Exactly as they appear, output all of the entries.

§

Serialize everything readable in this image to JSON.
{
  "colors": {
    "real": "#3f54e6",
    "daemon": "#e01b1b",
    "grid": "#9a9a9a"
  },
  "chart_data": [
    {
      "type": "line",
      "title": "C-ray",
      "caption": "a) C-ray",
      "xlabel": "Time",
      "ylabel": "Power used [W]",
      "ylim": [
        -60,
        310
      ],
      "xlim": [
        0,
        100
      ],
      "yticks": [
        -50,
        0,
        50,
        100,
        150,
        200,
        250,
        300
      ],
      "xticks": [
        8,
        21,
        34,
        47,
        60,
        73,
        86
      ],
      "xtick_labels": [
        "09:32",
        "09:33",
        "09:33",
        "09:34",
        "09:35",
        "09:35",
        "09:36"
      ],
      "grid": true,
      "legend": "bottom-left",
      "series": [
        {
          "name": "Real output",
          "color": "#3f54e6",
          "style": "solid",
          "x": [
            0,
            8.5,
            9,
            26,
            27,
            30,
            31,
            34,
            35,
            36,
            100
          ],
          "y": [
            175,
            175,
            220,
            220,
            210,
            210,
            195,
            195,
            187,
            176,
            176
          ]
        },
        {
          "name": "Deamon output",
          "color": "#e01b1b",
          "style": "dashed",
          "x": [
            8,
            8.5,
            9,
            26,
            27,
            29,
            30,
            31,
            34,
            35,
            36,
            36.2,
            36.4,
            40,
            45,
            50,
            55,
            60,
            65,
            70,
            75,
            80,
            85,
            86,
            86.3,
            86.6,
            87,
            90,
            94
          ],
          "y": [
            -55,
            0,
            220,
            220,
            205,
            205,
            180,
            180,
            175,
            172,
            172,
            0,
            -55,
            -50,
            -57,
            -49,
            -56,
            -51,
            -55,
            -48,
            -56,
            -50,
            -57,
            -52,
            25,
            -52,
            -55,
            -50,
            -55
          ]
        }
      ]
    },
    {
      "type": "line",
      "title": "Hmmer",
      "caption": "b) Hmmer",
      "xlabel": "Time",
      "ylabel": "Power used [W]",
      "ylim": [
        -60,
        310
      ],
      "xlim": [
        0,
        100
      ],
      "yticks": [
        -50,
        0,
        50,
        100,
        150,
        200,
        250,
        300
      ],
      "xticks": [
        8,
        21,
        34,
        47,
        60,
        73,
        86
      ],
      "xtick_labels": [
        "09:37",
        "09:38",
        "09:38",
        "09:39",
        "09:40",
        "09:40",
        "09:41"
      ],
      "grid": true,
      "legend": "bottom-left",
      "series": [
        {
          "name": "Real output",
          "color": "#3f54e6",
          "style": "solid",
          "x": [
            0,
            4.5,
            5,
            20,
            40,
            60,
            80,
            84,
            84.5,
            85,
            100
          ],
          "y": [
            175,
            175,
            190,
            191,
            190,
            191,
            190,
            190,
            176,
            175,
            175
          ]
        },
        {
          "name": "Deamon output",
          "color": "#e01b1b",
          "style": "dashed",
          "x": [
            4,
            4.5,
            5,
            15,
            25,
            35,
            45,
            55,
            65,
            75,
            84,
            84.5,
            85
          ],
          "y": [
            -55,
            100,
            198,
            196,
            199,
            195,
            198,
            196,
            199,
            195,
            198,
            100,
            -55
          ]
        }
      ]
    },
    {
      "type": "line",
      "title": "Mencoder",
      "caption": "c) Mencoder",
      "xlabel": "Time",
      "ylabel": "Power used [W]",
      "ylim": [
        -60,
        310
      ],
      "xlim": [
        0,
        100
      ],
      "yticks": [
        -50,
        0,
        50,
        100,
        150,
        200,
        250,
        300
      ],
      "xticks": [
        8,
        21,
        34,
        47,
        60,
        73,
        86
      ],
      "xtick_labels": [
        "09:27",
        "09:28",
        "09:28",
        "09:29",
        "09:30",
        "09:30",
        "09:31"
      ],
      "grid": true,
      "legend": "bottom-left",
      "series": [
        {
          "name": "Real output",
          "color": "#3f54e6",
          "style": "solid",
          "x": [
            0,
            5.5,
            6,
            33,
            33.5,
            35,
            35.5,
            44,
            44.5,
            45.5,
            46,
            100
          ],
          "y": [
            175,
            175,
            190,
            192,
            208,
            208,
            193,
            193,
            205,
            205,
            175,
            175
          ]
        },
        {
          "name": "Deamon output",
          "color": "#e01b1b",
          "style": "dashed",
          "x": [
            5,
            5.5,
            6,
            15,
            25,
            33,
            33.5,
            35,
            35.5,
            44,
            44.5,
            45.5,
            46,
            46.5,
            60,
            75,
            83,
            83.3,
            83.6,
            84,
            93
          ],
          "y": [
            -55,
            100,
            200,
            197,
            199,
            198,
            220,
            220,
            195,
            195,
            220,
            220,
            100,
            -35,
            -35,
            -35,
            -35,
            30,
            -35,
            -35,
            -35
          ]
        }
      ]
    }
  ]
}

§

# Solved problem
Serialize everything readable in this image to JSON.
{
  "colors": {
    "real": "#3f54e6",
    "daemon": "#e01b1b",
    "grid": "#9a9a9a"
  },
  "chart_data": [
    {
      "type": "line",
      "title": "C-ray",
      "caption": "a) C-ray",
      "xlabel": "Time",
      "ylabel": "Power used [W]",
      "ylim": [
        -60,
        310
      ],
      "xlim": [
        0,
        100
      ],
      "yticks": [
        -50,
        0,
        50,
        100,
        150,
        200,
        250,
        300
      ],
      "xticks": [
        8,
        21,
        34,
        47,
        60,
        73,
        86
      ],
      "xtick_labels": [
        "09:32",
        "09:33",
        "09:33",
        "09:34",
        "09:35",
        "09:35",
        "09:36"
      ],
      "grid": true,
      "legend": "bottom-left",
      "series": [
        {
          "name": "Real output",
          "color": "#3f54e6",
          "style": "solid",
          "x": [
            0,
            8.5,
            9,
            26,
            27,
            30,
            31,
            34,
            35,
            36,
            100
          ],
          "y": [
            175,
            175,
            220,
            220,
            210,
            210,
            195,
            195,
            187,
            176,
            176
          ]
        },
        {
          "name": "Deamon output",
          "color": "#e01b1b",
          "style": "dashed",
          "x": [
            8,
            8.5,
            9,
            26,
            27,
            29,
            30,
            31,
            34,
            35,
            36,
            36.2,
            36.4,
            40,
            45,
            50,
            55,
            60,
            65,
            70,
            75,
            80,
            85,
            86,
            86.3,
            86.6,
            87,
            90,
            94
          ],
          "y": [
            -55,
            0,
            220,
            220,
            205,
            205,
            180,
            180,
            175,
            172,
            172,
            0,
            -55,
            -50,
            -57,
            -49,
            -56,
            -51,
            -55,
            -48,
            -56,
            -50,
            -57,
            -52,
            25,
            -52,
            -55,
            -50,
            -55
          ]
        }
      ]
    },
    {
      "type": "line",
      "title": "Hmmer",
      "caption": "b) Hmmer",
      "xlabel": "Time",
      "ylabel": "Power used [W]",
      "ylim": [
        -60,
        310
      ],
      "xlim": [
        0,
        100
      ],
      "yticks": [
        -50,
        0,
        50,
        100,
        150,
        200,
        250,
        300
      ],
      "xticks": [
        8,
        21,
        34,
        47,
        60,
        73,
        86
      ],
      "xtick_labels": [
        "09:37",
        "09:38",
        "09:38",
        "09:39",
        "09:40",
        "09:40",
        "09:41"
      ],
      "grid": true,
      "legend": "bottom-left",
      "series": [
        {
          "name": "Real output",
          "color": "#3f54e6",
          "style": "solid",
          "x": [
            0,
            4.5,
            5,
            20,
            40,
            60,
            80,
            84,
            84.5,
            85,
            100
          ],
          "y": [
            175,
            175,
            190,
            191,
            190,
            191,
            190,
            190,
            176,
            175,
            175
          ]
        },
        {
          "name": "Deamon output",
          "color": "#e01b1b",
          "style": "dashed",
          "x": [
            4,
            4.5,
            5,
            15,
            25,
            35,
            45,
            55,
            65,
            75,
            84,
            84.5,
            85
          ],
          "y": [
            -55,
            100,
            198,
            196,
            199,
            195,
            198,
            196,
            199,
            195,
            198,
            100,
            -55
          ]
        }
      ]
    },
    {
      "type": "line",
      "title": "Mencoder",
      "caption": "c) Mencoder",
      "xlabel": "Time",
      "ylabel": "Power used [W]",
      "ylim": [
        -60,
        310
      ],
      "xlim": [
        0,
        100
      ],
      "yticks": [
        -50,
        0,
        50,
        100,
        150,
        200,
        250,
        300
      ],
      "xticks": [
        8,
        21,
        34,
        47,
        60,
        73,
        86
      ],
      "xtick_labels": [
        "09:27",
        "09:28",
        "09:28",
        "09:29",
        "09:30",
        "09:30",
        "09:31"
      ],
      "grid": true,
      "legend": "bottom-left",
      "series": [
        {
          "name": "Real output",
          "color": "#3f54e6",
          "style": "solid",
          "x": [
            0,
            5.5,
            6,
            33,
            33.5,
            35,
            35.5,
            44,
            44.5,
            45.5,
            46,
            100
          ],
          "y": [
            175,
            175,
            190,
            192,
            208,
            208,
            193,
            193,
            205,
            205,
            175,
            175
          ]
        },
        {
          "name": "Deamon output",
          "color": "#e01b1b",
          "style": "dashed",
          "x": [
            5,
            5.5,
            6,
            15,
            25,
            33,
            33.5,
            35,
            35.5,
            44,
            44.5,
            45.5,
            46,
            46.5,
            60,
            75,
            83,
            83.3,
            83.6,
            84,
            93
          ],
          "y": [
            -55,
            100,
            200,
            197,
            199,
            198,
            220,
            220,
            195,
            195,
            220,
            220,
            100,
            -35,
            -35,
            -35,
            -35,
            30,
            -35,
            -35,
            -35
          ]
        }
      ]
    }
  ]
}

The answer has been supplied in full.